### TASK PROMPT
Repeat every record below exactly, but leave out any pictures.

### DATA TO PROCESS
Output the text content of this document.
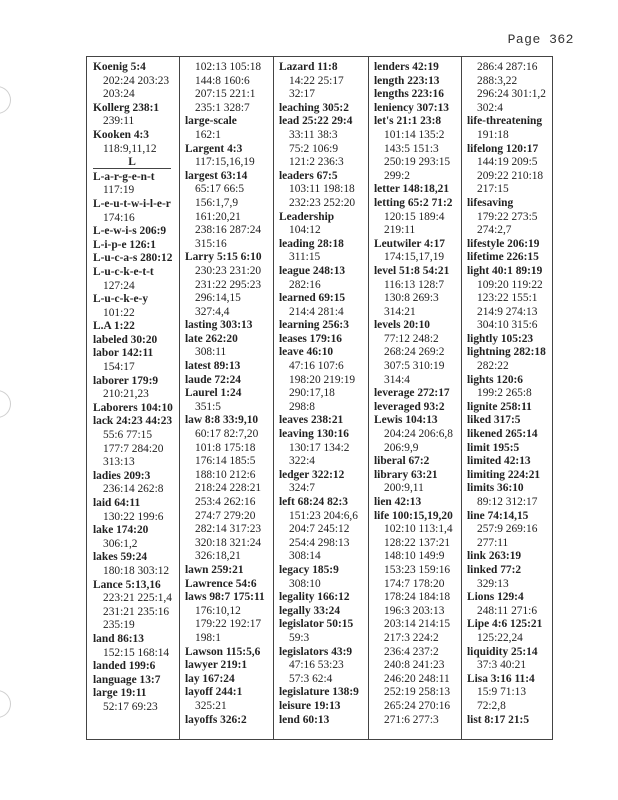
Page 362
Koenig 5:4
202:24 203:23
203:24
Kollerg 238:1
239:11
Kooken 4:3
118:9,11,12
L
L-a-r-g-e-n-t
117:19
L-e-u-t-w-i-l-e-r
174:16
L-e-w-i-s 206:9
L-i-p-e 126:1
L-u-c-a-s 280:12
L-u-c-k-e-t-t
127:24
L-u-c-k-e-y
101:22
L.A 1:22
labeled 30:20
labor 142:11
154:17
laborer 179:9
210:21,23
Laborers 104:10
lack 24:23 44:23
55:6 77:15
177:7 284:20
313:13
ladies 209:3
236:14 262:8
laid 64:11
130:22 199:6
lake 174:20
306:1,2
lakes 59:24
180:18 303:12
Lance 5:13,16
223:21 225:1,4
231:21 235:16
235:19
land 86:13
152:15 168:14
landed 199:6
language 13:7
large 19:11
52:17 69:23
102:13 105:18
144:8 160:6
207:15 221:1
235:1 328:7
large-scale
162:1
Largent 4:3
117:15,16,19
largest 63:14
65:17 66:5
156:1,7,9
161:20,21
238:16 287:24
315:16
Larry 5:15 6:10
230:23 231:20
231:22 295:23
296:14,15
327:4,4
lasting 303:13
late 262:20
308:11
latest 89:13
laude 72:24
Laurel 1:24
351:5
law 8:8 33:9,10
60:17 82:7,20
101:8 175:18
176:14 185:5
188:10 212:6
218:24 228:21
253:4 262:16
274:7 279:20
282:14 317:23
320:18 321:24
326:18,21
lawn 259:21
Lawrence 54:6
laws 98:7 175:11
176:10,12
179:22 192:17
198:1
Lawson 115:5,6
lawyer 219:1
lay 167:24
layoff 244:1
325:21
layoffs 326:2
Lazard 11:8
14:22 25:17
32:17
leaching 305:2
lead 25:22 29:4
33:11 38:3
75:2 106:9
121:2 236:3
leaders 67:5
103:11 198:18
232:23 252:20
Leadership
104:12
leading 28:18
311:15
league 248:13
282:16
learned 69:15
214:4 281:4
learning 256:3
leases 179:16
leave 46:10
47:16 107:6
198:20 219:19
290:17,18
298:8
leaves 238:21
leaving 130:16
130:17 134:2
322:4
ledger 322:12
324:7
left 68:24 82:3
151:23 204:6,6
204:7 245:12
254:4 298:13
308:14
legacy 185:9
308:10
legality 166:12
legally 33:24
legislator 50:15
59:3
legislators 43:9
47:16 53:23
57:3 62:4
legislature 138:9
leisure 19:13
lend 60:13
lenders 42:19
length 223:13
lengths 223:16
leniency 307:13
let's 21:1 23:8
101:14 135:2
143:5 151:3
250:19 293:15
299:2
letter 148:18,21
letting 65:2 71:2
120:15 189:4
219:11
Leutwiler 4:17
174:15,17,19
level 51:8 54:21
116:13 128:7
130:8 269:3
314:21
levels 20:10
77:12 248:2
268:24 269:2
307:5 310:19
314:4
leverage 272:17
leveraged 93:2
Lewis 104:13
204:24 206:6,8
206:9,9
liberal 67:2
library 63:21
200:9,11
lien 42:13
life 100:15,19,20
102:10 113:1,4
128:22 137:21
148:10 149:9
153:23 159:16
174:7 178:20
178:24 184:18
196:3 203:13
203:14 214:15
217:3 224:2
236:4 237:2
240:8 241:23
246:20 248:11
252:19 258:13
265:24 270:16
271:6 277:3
286:4 287:16
288:3,22
296:24 301:1,2
302:4
life-threatening
191:18
lifelong 120:17
144:19 209:5
209:22 210:18
217:15
lifesaving
179:22 273:5
274:2,7
lifestyle 206:19
lifetime 226:15
light 40:1 89:19
109:20 119:22
123:22 155:1
214:9 274:13
304:10 315:6
lightly 105:23
lightning 282:18
282:22
lights 120:6
199:2 265:8
lignite 258:11
liked 317:5
likened 265:14
limit 195:5
limited 42:13
limiting 224:21
limits 36:10
89:12 312:17
line 74:14,15
257:9 269:16
277:11
link 263:19
linked 77:2
329:13
Lions 129:4
248:11 271:6
Lipe 4:6 125:21
125:22,24
liquidity 25:14
37:3 40:21
Lisa 3:16 11:4
15:9 71:13
72:2,8
list 8:17 21:5
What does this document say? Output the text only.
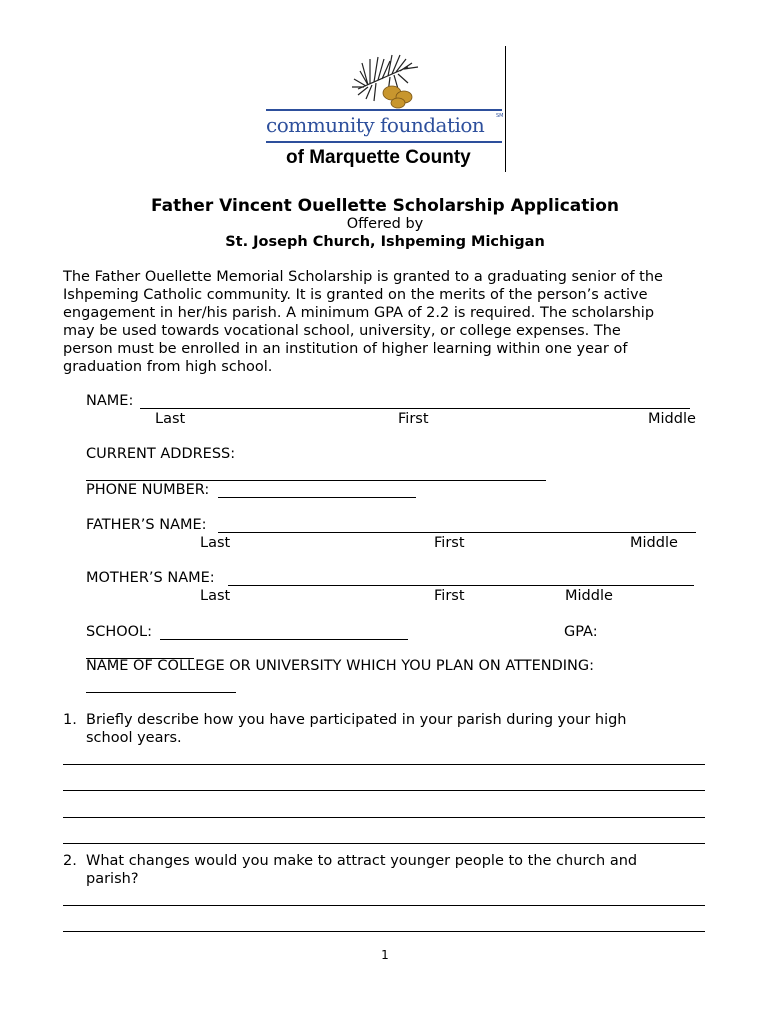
community foundation SM
of Marquette County
Father Vincent Ouellette Scholarship Application
Offered by
St. Joseph Church, Ishpeming Michigan
The Father Ouellette Memorial Scholarship is granted to a graduating senior of the
Ishpeming Catholic community. It is granted on the merits of the person’s active
engagement in her/his parish. A minimum GPA of 2.2 is required. The scholarship
may be used towards vocational school, university, or college expenses. The
person must be enrolled in an institution of higher learning within one year of
graduation from high school.
NAME:
Last	First	Middle
CURRENT ADDRESS:
PHONE NUMBER:
FATHER’S NAME:
Last	First	Middle
MOTHER’S NAME:
Last	First	Middle
SCHOOL:	GPA:
NAME OF COLLEGE OR UNIVERSITY WHICH YOU PLAN ON ATTENDING:
1. Briefly describe how you have participated in your parish during your high
school years.
2. What changes would you make to attract younger people to the church and
parish?
1
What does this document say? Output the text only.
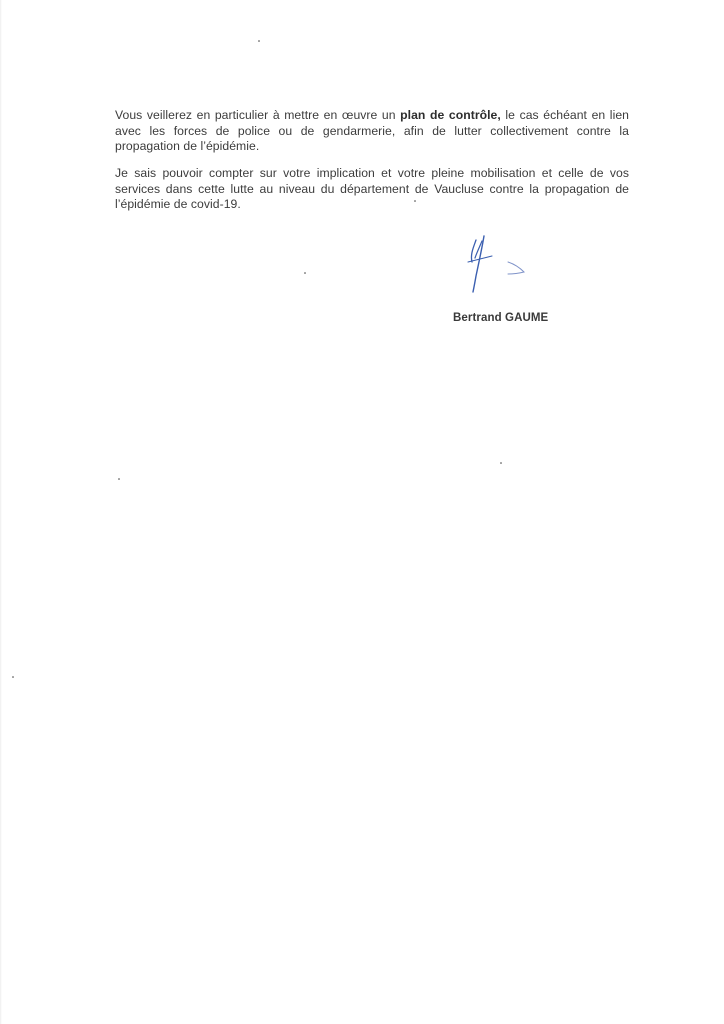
Vous veillerez en particulier à mettre en œuvre un plan de contrôle, le cas échéant en lien avec les forces de police ou de gendarmerie, afin de lutter collectivement contre la propagation de l’épidémie.

Je sais pouvoir compter sur votre implication et votre pleine mobilisation et celle de vos services dans cette lutte au niveau du département de Vaucluse contre la propagation de l’épidémie de covid-19.

Bertrand GAUME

### FINAL RESULT
Output the text content of this document.
Page 362
Koenig 5:4
202:24 203:23
203:24
Kollerg 238:1
239:11
Kooken 4:3
118:9,11,12
L
L-a-r-g-e-n-t
117:19
L-e-u-t-w-i-l-e-r
174:16
L-e-w-i-s 206:9
L-i-p-e 126:1
L-u-c-a-s 280:12
L-u-c-k-e-t-t
127:24
L-u-c-k-e-y
101:22
L.A 1:22
labeled 30:20
labor 142:11
154:17
laborer 179:9
210:21,23
Laborers 104:10
lack 24:23 44:23
55:6 77:15
177:7 284:20
313:13
ladies 209:3
236:14 262:8
laid 64:11
130:22 199:6
lake 174:20
306:1,2
lakes 59:24
180:18 303:12
Lance 5:13,16
223:21 225:1,4
231:21 235:16
235:19
land 86:13
152:15 168:14
landed 199:6
language 13:7
large 19:11
52:17 69:23
102:13 105:18
144:8 160:6
207:15 221:1
235:1 328:7
large-scale
162:1
Largent 4:3
117:15,16,19
largest 63:14
65:17 66:5
156:1,7,9
161:20,21
238:16 287:24
315:16
Larry 5:15 6:10
230:23 231:20
231:22 295:23
296:14,15
327:4,4
lasting 303:13
late 262:20
308:11
latest 89:13
laude 72:24
Laurel 1:24
351:5
law 8:8 33:9,10
60:17 82:7,20
101:8 175:18
176:14 185:5
188:10 212:6
218:24 228:21
253:4 262:16
274:7 279:20
282:14 317:23
320:18 321:24
326:18,21
lawn 259:21
Lawrence 54:6
laws 98:7 175:11
176:10,12
179:22 192:17
198:1
Lawson 115:5,6
lawyer 219:1
lay 167:24
layoff 244:1
325:21
layoffs 326:2
Lazard 11:8
14:22 25:17
32:17
leaching 305:2
lead 25:22 29:4
33:11 38:3
75:2 106:9
121:2 236:3
leaders 67:5
103:11 198:18
232:23 252:20
Leadership
104:12
leading 28:18
311:15
league 248:13
282:16
learned 69:15
214:4 281:4
learning 256:3
leases 179:16
leave 46:10
47:16 107:6
198:20 219:19
290:17,18
298:8
leaves 238:21
leaving 130:16
130:17 134:2
322:4
ledger 322:12
324:7
left 68:24 82:3
151:23 204:6,6
204:7 245:12
254:4 298:13
308:14
legacy 185:9
308:10
legality 166:12
legally 33:24
legislator 50:15
59:3
legislators 43:9
47:16 53:23
57:3 62:4
legislature 138:9
leisure 19:13
lend 60:13
lenders 42:19
length 223:13
lengths 223:16
leniency 307:13
let's 21:1 23:8
101:14 135:2
143:5 151:3
250:19 293:15
299:2
letter 148:18,21
letting 65:2 71:2
120:15 189:4
219:11
Leutwiler 4:17
174:15,17,19
level 51:8 54:21
116:13 128:7
130:8 269:3
314:21
levels 20:10
77:12 248:2
268:24 269:2
307:5 310:19
314:4
leverage 272:17
leveraged 93:2
Lewis 104:13
204:24 206:6,8
206:9,9
liberal 67:2
library 63:21
200:9,11
lien 42:13
life 100:15,19,20
102:10 113:1,4
128:22 137:21
148:10 149:9
153:23 159:16
174:7 178:20
178:24 184:18
196:3 203:13
203:14 214:15
217:3 224:2
236:4 237:2
240:8 241:23
246:20 248:11
252:19 258:13
265:24 270:16
271:6 277:3
286:4 287:16
288:3,22
296:24 301:1,2
302:4
life-threatening
191:18
lifelong 120:17
144:19 209:5
209:22 210:18
217:15
lifesaving
179:22 273:5
274:2,7
lifestyle 206:19
lifetime 226:15
light 40:1 89:19
109:20 119:22
123:22 155:1
214:9 274:13
304:10 315:6
lightly 105:23
lightning 282:18
282:22
lights 120:6
199:2 265:8
lignite 258:11
liked 317:5
likened 265:14
limit 195:5
limited 42:13
limiting 224:21
limits 36:10
89:12 312:17
line 74:14,15
257:9 269:16
277:11
link 263:19
linked 77:2
329:13
Lions 129:4
248:11 271:6
Lipe 4:6 125:21
125:22,24
liquidity 25:14
37:3 40:21
Lisa 3:16 11:4
15:9 71:13
72:2,8
list 8:17 21:5
What does this document say? Output the text only.
community foundation SM
of Marquette County
Father Vincent Ouellette Scholarship Application
Offered by
St. Joseph Church, Ishpeming Michigan
The Father Ouellette Memorial Scholarship is granted to a graduating senior of the
Ishpeming Catholic community. It is granted on the merits of the person’s active
engagement in her/his parish. A minimum GPA of 2.2 is required. The scholarship
may be used towards vocational school, university, or college expenses. The
person must be enrolled in an institution of higher learning within one year of
graduation from high school.
NAME:
Last	First	Middle
CURRENT ADDRESS:
PHONE NUMBER:
FATHER’S NAME:
Last	First	Middle
MOTHER’S NAME:
Last	First	Middle
SCHOOL:	GPA:
NAME OF COLLEGE OR UNIVERSITY WHICH YOU PLAN ON ATTENDING:
1. Briefly describe how you have participated in your parish during your high
school years.
2. What changes would you make to attract younger people to the church and
parish?
1
What does this document say? Output the text only.
Vous veillerez en particulier à mettre en œuvre un plan de contrôle, le cas échéant en lien avec les forces de police ou de gendarmerie, afin de lutter collectivement contre la propagation de l’épidémie.

Je sais pouvoir compter sur votre implication et votre pleine mobilisation et celle de vos services dans cette lutte au niveau du département de Vaucluse contre la propagation de l’épidémie de covid-19.

Bertrand GAUME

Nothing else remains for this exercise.